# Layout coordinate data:
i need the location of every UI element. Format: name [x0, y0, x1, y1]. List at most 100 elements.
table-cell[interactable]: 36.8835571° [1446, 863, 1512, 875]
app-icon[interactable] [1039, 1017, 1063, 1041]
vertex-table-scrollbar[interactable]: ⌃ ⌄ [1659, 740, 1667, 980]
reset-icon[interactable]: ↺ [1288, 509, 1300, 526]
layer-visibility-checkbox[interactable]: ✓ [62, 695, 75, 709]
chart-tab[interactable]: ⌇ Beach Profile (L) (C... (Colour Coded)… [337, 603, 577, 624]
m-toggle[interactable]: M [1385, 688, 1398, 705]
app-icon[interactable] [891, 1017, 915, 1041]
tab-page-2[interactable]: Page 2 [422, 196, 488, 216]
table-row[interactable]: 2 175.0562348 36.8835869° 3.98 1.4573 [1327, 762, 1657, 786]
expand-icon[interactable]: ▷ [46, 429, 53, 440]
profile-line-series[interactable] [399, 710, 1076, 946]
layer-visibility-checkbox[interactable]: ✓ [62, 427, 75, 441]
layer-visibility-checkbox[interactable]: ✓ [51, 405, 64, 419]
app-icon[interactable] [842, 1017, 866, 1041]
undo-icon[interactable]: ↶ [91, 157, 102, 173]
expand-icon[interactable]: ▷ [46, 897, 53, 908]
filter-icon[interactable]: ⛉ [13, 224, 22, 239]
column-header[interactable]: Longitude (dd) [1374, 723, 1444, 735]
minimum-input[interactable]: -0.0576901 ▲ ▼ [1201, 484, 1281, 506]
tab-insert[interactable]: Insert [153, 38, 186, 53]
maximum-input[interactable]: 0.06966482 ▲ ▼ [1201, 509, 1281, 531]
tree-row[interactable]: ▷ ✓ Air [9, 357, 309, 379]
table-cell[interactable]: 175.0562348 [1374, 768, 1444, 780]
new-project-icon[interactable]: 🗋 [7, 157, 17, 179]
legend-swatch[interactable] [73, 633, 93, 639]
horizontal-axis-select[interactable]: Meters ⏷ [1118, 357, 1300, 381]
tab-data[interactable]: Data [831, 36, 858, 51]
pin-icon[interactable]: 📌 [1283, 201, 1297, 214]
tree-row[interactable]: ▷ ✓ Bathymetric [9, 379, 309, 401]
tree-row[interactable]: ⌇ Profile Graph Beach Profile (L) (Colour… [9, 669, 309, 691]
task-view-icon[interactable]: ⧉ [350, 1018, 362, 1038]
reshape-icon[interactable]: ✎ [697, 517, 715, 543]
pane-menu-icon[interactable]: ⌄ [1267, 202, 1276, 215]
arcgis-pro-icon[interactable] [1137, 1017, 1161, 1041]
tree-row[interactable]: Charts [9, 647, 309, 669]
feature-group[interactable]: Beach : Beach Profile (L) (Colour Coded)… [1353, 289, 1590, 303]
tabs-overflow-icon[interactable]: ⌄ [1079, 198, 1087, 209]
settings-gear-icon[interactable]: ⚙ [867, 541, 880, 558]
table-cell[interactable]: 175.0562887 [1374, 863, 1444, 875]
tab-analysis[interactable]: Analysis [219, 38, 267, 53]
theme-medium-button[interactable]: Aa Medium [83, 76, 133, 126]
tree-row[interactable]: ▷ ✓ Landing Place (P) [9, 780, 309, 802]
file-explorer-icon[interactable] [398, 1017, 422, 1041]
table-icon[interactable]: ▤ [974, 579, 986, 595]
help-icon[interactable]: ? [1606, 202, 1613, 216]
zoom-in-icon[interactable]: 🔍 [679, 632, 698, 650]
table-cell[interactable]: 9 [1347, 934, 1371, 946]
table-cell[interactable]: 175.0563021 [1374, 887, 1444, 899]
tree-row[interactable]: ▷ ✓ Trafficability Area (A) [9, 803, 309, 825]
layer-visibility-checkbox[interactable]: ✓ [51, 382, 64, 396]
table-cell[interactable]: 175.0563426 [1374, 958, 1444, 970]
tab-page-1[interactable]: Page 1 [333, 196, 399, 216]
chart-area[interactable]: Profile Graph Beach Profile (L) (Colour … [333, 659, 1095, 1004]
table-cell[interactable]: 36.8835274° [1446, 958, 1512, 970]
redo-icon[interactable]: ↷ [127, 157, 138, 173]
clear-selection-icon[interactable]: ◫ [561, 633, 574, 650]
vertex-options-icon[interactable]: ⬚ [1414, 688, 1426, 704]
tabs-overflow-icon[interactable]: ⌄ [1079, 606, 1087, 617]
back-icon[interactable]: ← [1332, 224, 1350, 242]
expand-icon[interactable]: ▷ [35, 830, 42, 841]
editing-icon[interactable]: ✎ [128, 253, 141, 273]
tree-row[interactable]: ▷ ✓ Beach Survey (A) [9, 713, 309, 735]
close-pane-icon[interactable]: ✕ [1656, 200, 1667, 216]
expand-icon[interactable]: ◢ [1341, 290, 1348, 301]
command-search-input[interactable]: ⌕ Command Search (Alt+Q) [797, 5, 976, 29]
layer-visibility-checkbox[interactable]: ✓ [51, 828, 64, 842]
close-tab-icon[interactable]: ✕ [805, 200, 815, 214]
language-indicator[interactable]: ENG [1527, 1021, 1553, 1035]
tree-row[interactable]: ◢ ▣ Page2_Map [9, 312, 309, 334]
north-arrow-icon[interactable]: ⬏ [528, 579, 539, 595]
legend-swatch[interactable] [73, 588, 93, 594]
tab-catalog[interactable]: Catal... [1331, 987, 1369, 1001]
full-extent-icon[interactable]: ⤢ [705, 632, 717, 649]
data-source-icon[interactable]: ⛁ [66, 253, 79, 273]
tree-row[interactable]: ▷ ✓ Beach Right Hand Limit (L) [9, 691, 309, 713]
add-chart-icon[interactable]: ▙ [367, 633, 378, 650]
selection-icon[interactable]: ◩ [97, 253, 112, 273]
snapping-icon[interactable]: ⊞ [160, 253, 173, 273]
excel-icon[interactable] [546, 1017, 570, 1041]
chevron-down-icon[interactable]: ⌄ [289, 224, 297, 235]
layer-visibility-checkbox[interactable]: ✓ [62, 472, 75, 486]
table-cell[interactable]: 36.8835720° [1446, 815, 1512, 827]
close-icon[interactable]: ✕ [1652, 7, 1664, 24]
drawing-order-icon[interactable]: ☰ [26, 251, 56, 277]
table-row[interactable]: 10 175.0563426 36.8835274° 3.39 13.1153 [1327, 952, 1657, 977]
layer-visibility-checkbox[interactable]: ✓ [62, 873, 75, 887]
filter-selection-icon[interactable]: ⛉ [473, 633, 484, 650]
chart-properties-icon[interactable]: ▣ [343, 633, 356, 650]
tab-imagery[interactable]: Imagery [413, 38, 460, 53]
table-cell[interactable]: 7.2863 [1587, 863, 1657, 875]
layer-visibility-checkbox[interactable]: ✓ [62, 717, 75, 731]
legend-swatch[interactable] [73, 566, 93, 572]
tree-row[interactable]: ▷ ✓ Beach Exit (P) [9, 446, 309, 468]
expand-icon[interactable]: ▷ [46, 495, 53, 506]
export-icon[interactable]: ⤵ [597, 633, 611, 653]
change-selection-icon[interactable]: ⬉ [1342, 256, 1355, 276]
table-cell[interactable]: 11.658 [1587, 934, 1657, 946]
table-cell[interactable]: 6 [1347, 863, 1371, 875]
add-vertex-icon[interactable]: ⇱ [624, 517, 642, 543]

# What is required:
From the lines above, pick out each one that includes the string "Colour" and copy it unchanged.

# Completed exercise:
chart-tab[interactable]: ⌇ Beach Profile (L) (C... (Colour Coded)… [337, 603, 577, 624]
tree-row[interactable]: ⌇ Profile Graph Beach Profile (L) (Colour… [9, 669, 309, 691]
feature-group[interactable]: Beach : Beach Profile (L) (Colour Coded)… [1353, 289, 1590, 303]
chart-area[interactable]: Profile Graph Beach Profile (L) (Colour … [333, 659, 1095, 1004]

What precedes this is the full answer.